(Items from a data source)
+++++
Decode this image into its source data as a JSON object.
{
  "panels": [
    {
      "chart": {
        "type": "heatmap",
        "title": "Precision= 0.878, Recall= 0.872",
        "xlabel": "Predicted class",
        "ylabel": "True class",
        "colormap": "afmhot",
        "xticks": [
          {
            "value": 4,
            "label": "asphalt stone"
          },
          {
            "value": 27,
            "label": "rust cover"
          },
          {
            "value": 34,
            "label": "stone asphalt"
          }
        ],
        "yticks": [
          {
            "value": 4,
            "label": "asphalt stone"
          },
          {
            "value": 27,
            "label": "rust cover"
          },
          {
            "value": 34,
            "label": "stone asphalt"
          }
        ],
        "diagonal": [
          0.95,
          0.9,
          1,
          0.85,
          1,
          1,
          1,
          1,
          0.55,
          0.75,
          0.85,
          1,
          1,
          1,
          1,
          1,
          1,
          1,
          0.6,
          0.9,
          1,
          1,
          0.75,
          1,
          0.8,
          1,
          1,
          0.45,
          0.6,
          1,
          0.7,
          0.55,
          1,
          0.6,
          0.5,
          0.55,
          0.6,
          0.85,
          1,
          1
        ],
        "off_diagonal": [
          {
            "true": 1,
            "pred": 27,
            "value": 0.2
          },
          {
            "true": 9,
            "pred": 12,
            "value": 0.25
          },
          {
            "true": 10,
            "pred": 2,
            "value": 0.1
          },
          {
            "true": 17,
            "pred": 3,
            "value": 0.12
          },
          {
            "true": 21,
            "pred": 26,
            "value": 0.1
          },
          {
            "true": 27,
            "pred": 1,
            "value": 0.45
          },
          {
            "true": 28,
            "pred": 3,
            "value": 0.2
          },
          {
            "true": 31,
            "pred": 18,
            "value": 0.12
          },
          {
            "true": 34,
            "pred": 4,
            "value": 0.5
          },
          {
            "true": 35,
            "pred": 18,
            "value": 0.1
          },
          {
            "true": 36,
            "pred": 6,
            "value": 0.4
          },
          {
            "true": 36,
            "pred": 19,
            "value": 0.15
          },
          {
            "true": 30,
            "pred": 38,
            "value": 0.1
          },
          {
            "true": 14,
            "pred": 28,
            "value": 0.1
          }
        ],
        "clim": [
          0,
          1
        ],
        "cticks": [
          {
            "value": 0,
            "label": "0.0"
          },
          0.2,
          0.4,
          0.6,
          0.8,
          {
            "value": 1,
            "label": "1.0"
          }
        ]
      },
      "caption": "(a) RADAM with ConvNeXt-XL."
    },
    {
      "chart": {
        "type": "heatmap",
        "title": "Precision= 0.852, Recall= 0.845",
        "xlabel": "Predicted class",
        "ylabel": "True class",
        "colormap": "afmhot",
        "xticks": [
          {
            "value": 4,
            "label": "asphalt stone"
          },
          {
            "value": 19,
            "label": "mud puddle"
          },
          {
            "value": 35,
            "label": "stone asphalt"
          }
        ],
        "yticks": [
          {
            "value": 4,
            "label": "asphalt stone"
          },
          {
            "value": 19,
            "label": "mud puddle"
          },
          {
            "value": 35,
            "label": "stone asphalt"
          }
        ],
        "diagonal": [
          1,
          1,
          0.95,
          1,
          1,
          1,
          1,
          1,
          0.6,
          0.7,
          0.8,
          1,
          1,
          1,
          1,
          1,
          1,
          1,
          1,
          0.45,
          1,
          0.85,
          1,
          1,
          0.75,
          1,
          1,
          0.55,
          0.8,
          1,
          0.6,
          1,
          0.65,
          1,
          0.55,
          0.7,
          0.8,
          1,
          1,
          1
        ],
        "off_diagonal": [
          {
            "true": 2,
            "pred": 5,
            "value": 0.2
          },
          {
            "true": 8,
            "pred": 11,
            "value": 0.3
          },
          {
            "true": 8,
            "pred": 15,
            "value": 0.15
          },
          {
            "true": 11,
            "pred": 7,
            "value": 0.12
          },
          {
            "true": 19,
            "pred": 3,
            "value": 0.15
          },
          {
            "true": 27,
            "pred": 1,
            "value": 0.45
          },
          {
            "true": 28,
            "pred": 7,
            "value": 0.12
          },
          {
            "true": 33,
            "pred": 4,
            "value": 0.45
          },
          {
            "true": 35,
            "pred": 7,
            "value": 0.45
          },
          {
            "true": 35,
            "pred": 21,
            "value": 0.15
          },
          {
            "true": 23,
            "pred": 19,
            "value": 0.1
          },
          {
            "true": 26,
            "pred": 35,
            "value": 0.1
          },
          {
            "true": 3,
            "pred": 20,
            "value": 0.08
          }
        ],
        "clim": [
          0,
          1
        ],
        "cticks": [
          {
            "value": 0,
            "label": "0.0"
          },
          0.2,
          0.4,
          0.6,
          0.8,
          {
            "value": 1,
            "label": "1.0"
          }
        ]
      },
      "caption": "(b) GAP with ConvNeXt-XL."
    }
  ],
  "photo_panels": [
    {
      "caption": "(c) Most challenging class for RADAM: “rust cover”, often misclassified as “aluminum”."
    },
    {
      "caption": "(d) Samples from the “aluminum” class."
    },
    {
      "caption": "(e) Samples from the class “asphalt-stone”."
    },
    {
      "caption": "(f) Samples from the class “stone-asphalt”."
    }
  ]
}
+++++
# What is being asked
Write out the records shown above, exactly as they appear.

# Response to the exercise
Decode this image into its source data as a JSON object.
{
  "panels": [
    {
      "chart": {
        "type": "heatmap",
        "title": "Precision= 0.878, Recall= 0.872",
        "xlabel": "Predicted class",
        "ylabel": "True class",
        "colormap": "afmhot",
        "xticks": [
          {
            "value": 4,
            "label": "asphalt stone"
          },
          {
            "value": 27,
            "label": "rust cover"
          },
          {
            "value": 34,
            "label": "stone asphalt"
          }
        ],
        "yticks": [
          {
            "value": 4,
            "label": "asphalt stone"
          },
          {
            "value": 27,
            "label": "rust cover"
          },
          {
            "value": 34,
            "label": "stone asphalt"
          }
        ],
        "diagonal": [
          0.95,
          0.9,
          1,
          0.85,
          1,
          1,
          1,
          1,
          0.55,
          0.75,
          0.85,
          1,
          1,
          1,
          1,
          1,
          1,
          1,
          0.6,
          0.9,
          1,
          1,
          0.75,
          1,
          0.8,
          1,
          1,
          0.45,
          0.6,
          1,
          0.7,
          0.55,
          1,
          0.6,
          0.5,
          0.55,
          0.6,
          0.85,
          1,
          1
        ],
        "off_diagonal": [
          {
            "true": 1,
            "pred": 27,
            "value": 0.2
          },
          {
            "true": 9,
            "pred": 12,
            "value": 0.25
          },
          {
            "true": 10,
            "pred": 2,
            "value": 0.1
          },
          {
            "true": 17,
            "pred": 3,
            "value": 0.12
          },
          {
            "true": 21,
            "pred": 26,
            "value": 0.1
          },
          {
            "true": 27,
            "pred": 1,
            "value": 0.45
          },
          {
            "true": 28,
            "pred": 3,
            "value": 0.2
          },
          {
            "true": 31,
            "pred": 18,
            "value": 0.12
          },
          {
            "true": 34,
            "pred": 4,
            "value": 0.5
          },
          {
            "true": 35,
            "pred": 18,
            "value": 0.1
          },
          {
            "true": 36,
            "pred": 6,
            "value": 0.4
          },
          {
            "true": 36,
            "pred": 19,
            "value": 0.15
          },
          {
            "true": 30,
            "pred": 38,
            "value": 0.1
          },
          {
            "true": 14,
            "pred": 28,
            "value": 0.1
          }
        ],
        "clim": [
          0,
          1
        ],
        "cticks": [
          {
            "value": 0,
            "label": "0.0"
          },
          0.2,
          0.4,
          0.6,
          0.8,
          {
            "value": 1,
            "label": "1.0"
          }
        ]
      },
      "caption": "(a) RADAM with ConvNeXt-XL."
    },
    {
      "chart": {
        "type": "heatmap",
        "title": "Precision= 0.852, Recall= 0.845",
        "xlabel": "Predicted class",
        "ylabel": "True class",
        "colormap": "afmhot",
        "xticks": [
          {
            "value": 4,
            "label": "asphalt stone"
          },
          {
            "value": 19,
            "label": "mud puddle"
          },
          {
            "value": 35,
            "label": "stone asphalt"
          }
        ],
        "yticks": [
          {
            "value": 4,
            "label": "asphalt stone"
          },
          {
            "value": 19,
            "label": "mud puddle"
          },
          {
            "value": 35,
            "label": "stone asphalt"
          }
        ],
        "diagonal": [
          1,
          1,
          0.95,
          1,
          1,
          1,
          1,
          1,
          0.6,
          0.7,
          0.8,
          1,
          1,
          1,
          1,
          1,
          1,
          1,
          1,
          0.45,
          1,
          0.85,
          1,
          1,
          0.75,
          1,
          1,
          0.55,
          0.8,
          1,
          0.6,
          1,
          0.65,
          1,
          0.55,
          0.7,
          0.8,
          1,
          1,
          1
        ],
        "off_diagonal": [
          {
            "true": 2,
            "pred": 5,
            "value": 0.2
          },
          {
            "true": 8,
            "pred": 11,
            "value": 0.3
          },
          {
            "true": 8,
            "pred": 15,
            "value": 0.15
          },
          {
            "true": 11,
            "pred": 7,
            "value": 0.12
          },
          {
            "true": 19,
            "pred": 3,
            "value": 0.15
          },
          {
            "true": 27,
            "pred": 1,
            "value": 0.45
          },
          {
            "true": 28,
            "pred": 7,
            "value": 0.12
          },
          {
            "true": 33,
            "pred": 4,
            "value": 0.45
          },
          {
            "true": 35,
            "pred": 7,
            "value": 0.45
          },
          {
            "true": 35,
            "pred": 21,
            "value": 0.15
          },
          {
            "true": 23,
            "pred": 19,
            "value": 0.1
          },
          {
            "true": 26,
            "pred": 35,
            "value": 0.1
          },
          {
            "true": 3,
            "pred": 20,
            "value": 0.08
          }
        ],
        "clim": [
          0,
          1
        ],
        "cticks": [
          {
            "value": 0,
            "label": "0.0"
          },
          0.2,
          0.4,
          0.6,
          0.8,
          {
            "value": 1,
            "label": "1.0"
          }
        ]
      },
      "caption": "(b) GAP with ConvNeXt-XL."
    }
  ],
  "photo_panels": [
    {
      "caption": "(c) Most challenging class for RADAM: “rust cover”, often misclassified as “aluminum”."
    },
    {
      "caption": "(d) Samples from the “aluminum” class."
    },
    {
      "caption": "(e) Samples from the class “asphalt-stone”."
    },
    {
      "caption": "(f) Samples from the class “stone-asphalt”."
    }
  ]
}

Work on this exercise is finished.